Objective:
Pick out the lines below that include the string "JSON".

(Figure dataset records)
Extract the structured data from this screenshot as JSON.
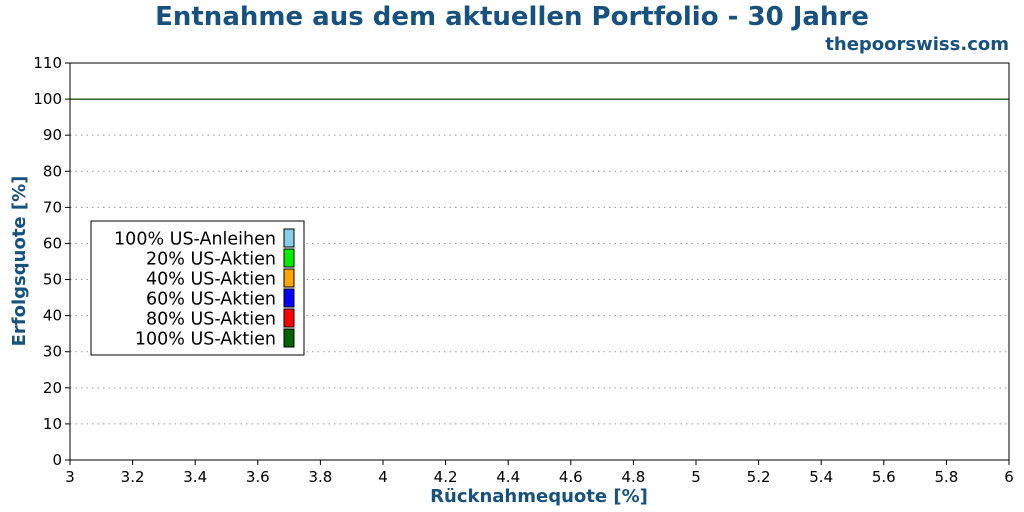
{
  "chart_data": {
    "type": "line",
    "title": "Entnahme aus dem aktuellen Portfolio - 30 Jahre",
    "subtitle": "thepoorswiss.com",
    "xlabel": "Rücknahmequote [%]",
    "ylabel": "Erfolgsquote [%]",
    "xlim": [
      3,
      6
    ],
    "ylim": [
      0,
      110
    ],
    "x_ticks": [
      "3",
      "3.2",
      "3.4",
      "3.6",
      "3.8",
      "4",
      "4.2",
      "4.4",
      "4.6",
      "4.8",
      "5",
      "5.2",
      "5.4",
      "5.6",
      "5.8",
      "6"
    ],
    "y_ticks": [
      "0",
      "10",
      "20",
      "30",
      "40",
      "50",
      "60",
      "70",
      "80",
      "90",
      "100",
      "110"
    ],
    "grid": "horizontal dotted",
    "legend_position": "center-left",
    "series": [
      {
        "name": "100% US-Anleihen",
        "color": "#87ceeb",
        "x": [
          3,
          6
        ],
        "y": [
          100,
          100
        ]
      },
      {
        "name": "20% US-Aktien",
        "color": "#00ee00",
        "x": [
          3,
          6
        ],
        "y": [
          100,
          100
        ]
      },
      {
        "name": "40% US-Aktien",
        "color": "#ffa500",
        "x": [
          3,
          6
        ],
        "y": [
          100,
          100
        ]
      },
      {
        "name": "60% US-Aktien",
        "color": "#0000ff",
        "x": [
          3,
          6
        ],
        "y": [
          100,
          100
        ]
      },
      {
        "name": "80% US-Aktien",
        "color": "#ff0000",
        "x": [
          3,
          6
        ],
        "y": [
          100,
          100
        ]
      },
      {
        "name": "100% US-Aktien",
        "color": "#006400",
        "x": [
          3,
          6
        ],
        "y": [
          100,
          100
        ]
      }
    ]
  }
}
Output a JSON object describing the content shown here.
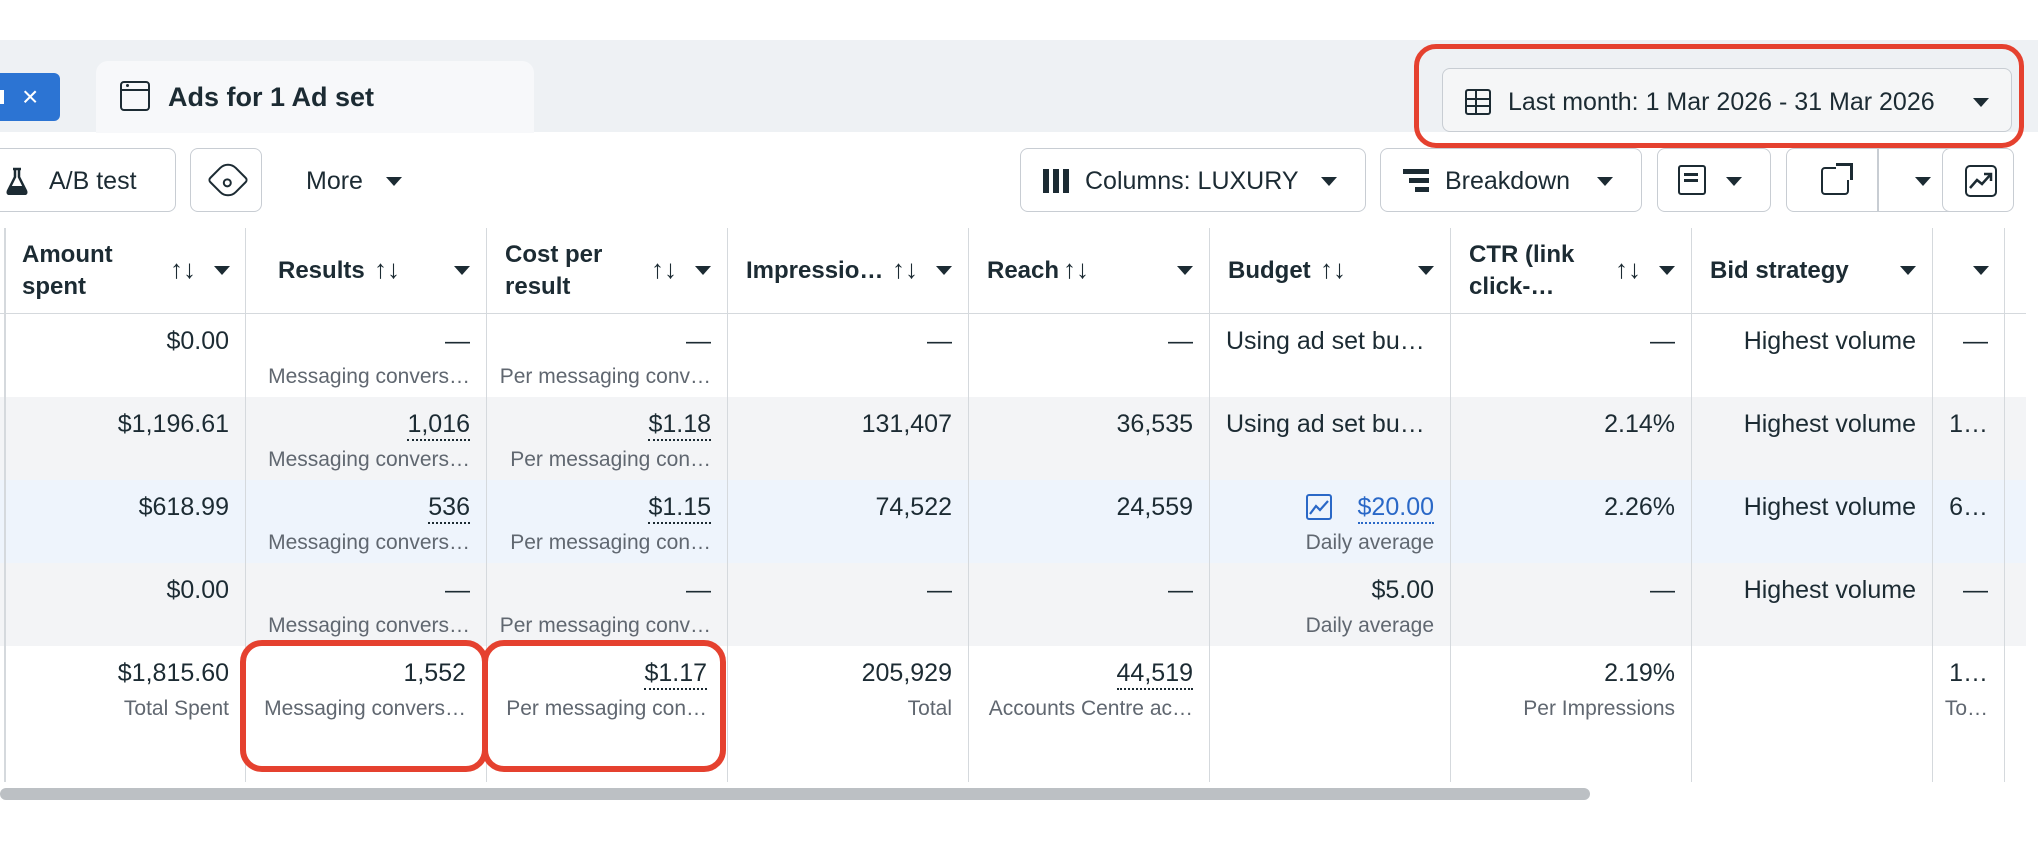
{
  "tabs": {
    "ads_tab_label": "Ads for 1 Ad set",
    "close_symbol": "×"
  },
  "date_range": {
    "label": "Last month: 1 Mar 2026 - 31 Mar 2026"
  },
  "toolbar": {
    "ab_test": "A/B test",
    "more": "More",
    "columns": "Columns: LUXURY",
    "breakdown": "Breakdown"
  },
  "columns": [
    {
      "l1": "Amount",
      "l2": "spent"
    },
    {
      "l1": "Results",
      "l2": ""
    },
    {
      "l1": "Cost per",
      "l2": "result"
    },
    {
      "l1": "Impressio…",
      "l2": ""
    },
    {
      "l1": "Reach",
      "l2": ""
    },
    {
      "l1": "Budget",
      "l2": ""
    },
    {
      "l1": "CTR (link",
      "l2": "click-…"
    },
    {
      "l1": "Bid strategy",
      "l2": ""
    }
  ],
  "sort_symbol": "↑↓",
  "rows": [
    {
      "amount": "$0.00",
      "results": "—",
      "results_sub": "Messaging convers…",
      "cpr": "—",
      "cpr_sub": "Per messaging conv…",
      "impr": "—",
      "reach": "—",
      "budget": "Using ad set bu…",
      "budget_sub": "",
      "ctr": "—",
      "bid": "Highest volume",
      "extra": "—"
    },
    {
      "amount": "$1,196.61",
      "results": "1,016",
      "results_sub": "Messaging convers…",
      "cpr": "$1.18",
      "cpr_sub": "Per messaging con…",
      "impr": "131,407",
      "reach": "36,535",
      "budget": "Using ad set bu…",
      "budget_sub": "",
      "ctr": "2.14%",
      "bid": "Highest volume",
      "extra": "1…"
    },
    {
      "amount": "$618.99",
      "results": "536",
      "results_sub": "Messaging convers…",
      "cpr": "$1.15",
      "cpr_sub": "Per messaging con…",
      "impr": "74,522",
      "reach": "24,559",
      "budget": "$20.00",
      "budget_sub": "Daily average",
      "ctr": "2.26%",
      "bid": "Highest volume",
      "extra": "6…"
    },
    {
      "amount": "$0.00",
      "results": "—",
      "results_sub": "Messaging convers…",
      "cpr": "—",
      "cpr_sub": "Per messaging conv…",
      "impr": "—",
      "reach": "—",
      "budget": "$5.00",
      "budget_sub": "Daily average",
      "ctr": "—",
      "bid": "Highest volume",
      "extra": "—"
    }
  ],
  "totals": {
    "amount": "$1,815.60",
    "amount_sub": "Total Spent",
    "results": "1,552",
    "results_sub": "Messaging convers…",
    "cpr": "$1.17",
    "cpr_sub": "Per messaging con…",
    "impr": "205,929",
    "impr_sub": "Total",
    "reach": "44,519",
    "reach_sub": "Accounts Centre ac…",
    "ctr": "2.19%",
    "ctr_sub": "Per Impressions",
    "extra": "1…",
    "extra_sub": "To…"
  },
  "colors": {
    "accent": "#2c74d3",
    "highlight": "#e5412f"
  }
}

Solution for this exercise:
Extract the structured data from this screenshot as JSON.
Output a JSON object describing the content shown here.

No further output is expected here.